■ **Exercise directions**
Quote all of the data below exactly, please.

■ **Material supplied**
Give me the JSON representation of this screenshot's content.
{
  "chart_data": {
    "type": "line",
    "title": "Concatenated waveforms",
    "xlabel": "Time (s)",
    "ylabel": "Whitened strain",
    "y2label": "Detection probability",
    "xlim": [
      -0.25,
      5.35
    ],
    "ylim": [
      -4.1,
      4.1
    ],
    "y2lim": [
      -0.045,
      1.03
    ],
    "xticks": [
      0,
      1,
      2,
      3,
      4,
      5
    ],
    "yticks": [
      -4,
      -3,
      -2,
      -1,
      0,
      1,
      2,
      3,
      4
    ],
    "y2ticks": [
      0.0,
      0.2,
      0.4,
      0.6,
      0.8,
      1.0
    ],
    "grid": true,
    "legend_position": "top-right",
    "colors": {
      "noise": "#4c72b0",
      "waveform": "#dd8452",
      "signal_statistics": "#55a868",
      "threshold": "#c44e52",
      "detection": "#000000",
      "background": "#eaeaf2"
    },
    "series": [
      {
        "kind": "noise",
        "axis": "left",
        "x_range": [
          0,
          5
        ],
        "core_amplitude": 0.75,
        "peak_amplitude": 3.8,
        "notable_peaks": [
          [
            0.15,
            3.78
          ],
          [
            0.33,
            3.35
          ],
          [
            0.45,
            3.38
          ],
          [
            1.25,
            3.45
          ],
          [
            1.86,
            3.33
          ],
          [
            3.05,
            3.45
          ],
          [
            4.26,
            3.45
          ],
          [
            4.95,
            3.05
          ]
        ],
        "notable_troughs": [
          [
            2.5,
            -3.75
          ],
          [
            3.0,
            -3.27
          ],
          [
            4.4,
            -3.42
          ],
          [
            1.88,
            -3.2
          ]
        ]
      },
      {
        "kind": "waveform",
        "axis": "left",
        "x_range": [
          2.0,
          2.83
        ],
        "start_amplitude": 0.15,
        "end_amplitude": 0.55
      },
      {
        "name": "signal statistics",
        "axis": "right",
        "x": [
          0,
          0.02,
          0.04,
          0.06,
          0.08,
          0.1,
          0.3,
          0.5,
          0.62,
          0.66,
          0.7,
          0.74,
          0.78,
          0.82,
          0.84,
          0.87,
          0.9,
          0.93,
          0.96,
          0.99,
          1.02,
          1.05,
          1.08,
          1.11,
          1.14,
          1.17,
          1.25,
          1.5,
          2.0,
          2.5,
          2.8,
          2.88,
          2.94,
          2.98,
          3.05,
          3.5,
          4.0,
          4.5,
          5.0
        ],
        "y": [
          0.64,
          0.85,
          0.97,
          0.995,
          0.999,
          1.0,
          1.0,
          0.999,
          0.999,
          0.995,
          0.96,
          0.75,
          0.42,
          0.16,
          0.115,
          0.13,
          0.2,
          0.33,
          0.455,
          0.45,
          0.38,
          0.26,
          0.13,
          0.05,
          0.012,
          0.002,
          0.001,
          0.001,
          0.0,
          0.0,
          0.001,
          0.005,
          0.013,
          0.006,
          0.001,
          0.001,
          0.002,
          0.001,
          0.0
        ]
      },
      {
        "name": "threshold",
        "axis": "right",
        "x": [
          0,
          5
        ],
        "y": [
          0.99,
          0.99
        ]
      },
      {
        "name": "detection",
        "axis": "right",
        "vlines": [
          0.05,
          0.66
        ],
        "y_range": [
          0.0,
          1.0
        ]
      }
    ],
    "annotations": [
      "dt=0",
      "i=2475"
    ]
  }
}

■ **Reply**
Give me the JSON representation of this screenshot's content.
{
  "chart_data": {
    "type": "line",
    "title": "Concatenated waveforms",
    "xlabel": "Time (s)",
    "ylabel": "Whitened strain",
    "y2label": "Detection probability",
    "xlim": [
      -0.25,
      5.35
    ],
    "ylim": [
      -4.1,
      4.1
    ],
    "y2lim": [
      -0.045,
      1.03
    ],
    "xticks": [
      0,
      1,
      2,
      3,
      4,
      5
    ],
    "yticks": [
      -4,
      -3,
      -2,
      -1,
      0,
      1,
      2,
      3,
      4
    ],
    "y2ticks": [
      0.0,
      0.2,
      0.4,
      0.6,
      0.8,
      1.0
    ],
    "grid": true,
    "legend_position": "top-right",
    "colors": {
      "noise": "#4c72b0",
      "waveform": "#dd8452",
      "signal_statistics": "#55a868",
      "threshold": "#c44e52",
      "detection": "#000000",
      "background": "#eaeaf2"
    },
    "series": [
      {
        "kind": "noise",
        "axis": "left",
        "x_range": [
          0,
          5
        ],
        "core_amplitude": 0.75,
        "peak_amplitude": 3.8,
        "notable_peaks": [
          [
            0.15,
            3.78
          ],
          [
            0.33,
            3.35
          ],
          [
            0.45,
            3.38
          ],
          [
            1.25,
            3.45
          ],
          [
            1.86,
            3.33
          ],
          [
            3.05,
            3.45
          ],
          [
            4.26,
            3.45
          ],
          [
            4.95,
            3.05
          ]
        ],
        "notable_troughs": [
          [
            2.5,
            -3.75
          ],
          [
            3.0,
            -3.27
          ],
          [
            4.4,
            -3.42
          ],
          [
            1.88,
            -3.2
          ]
        ]
      },
      {
        "kind": "waveform",
        "axis": "left",
        "x_range": [
          2.0,
          2.83
        ],
        "start_amplitude": 0.15,
        "end_amplitude": 0.55
      },
      {
        "name": "signal statistics",
        "axis": "right",
        "x": [
          0,
          0.02,
          0.04,
          0.06,
          0.08,
          0.1,
          0.3,
          0.5,
          0.62,
          0.66,
          0.7,
          0.74,
          0.78,
          0.82,
          0.84,
          0.87,
          0.9,
          0.93,
          0.96,
          0.99,
          1.02,
          1.05,
          1.08,
          1.11,
          1.14,
          1.17,
          1.25,
          1.5,
          2.0,
          2.5,
          2.8,
          2.88,
          2.94,
          2.98,
          3.05,
          3.5,
          4.0,
          4.5,
          5.0
        ],
        "y": [
          0.64,
          0.85,
          0.97,
          0.995,
          0.999,
          1.0,
          1.0,
          0.999,
          0.999,
          0.995,
          0.96,
          0.75,
          0.42,
          0.16,
          0.115,
          0.13,
          0.2,
          0.33,
          0.455,
          0.45,
          0.38,
          0.26,
          0.13,
          0.05,
          0.012,
          0.002,
          0.001,
          0.001,
          0.0,
          0.0,
          0.001,
          0.005,
          0.013,
          0.006,
          0.001,
          0.001,
          0.002,
          0.001,
          0.0
        ]
      },
      {
        "name": "threshold",
        "axis": "right",
        "x": [
          0,
          5
        ],
        "y": [
          0.99,
          0.99
        ]
      },
      {
        "name": "detection",
        "axis": "right",
        "vlines": [
          0.05,
          0.66
        ],
        "y_range": [
          0.0,
          1.0
        ]
      }
    ],
    "annotations": [
      "dt=0",
      "i=2475"
    ]
  }
}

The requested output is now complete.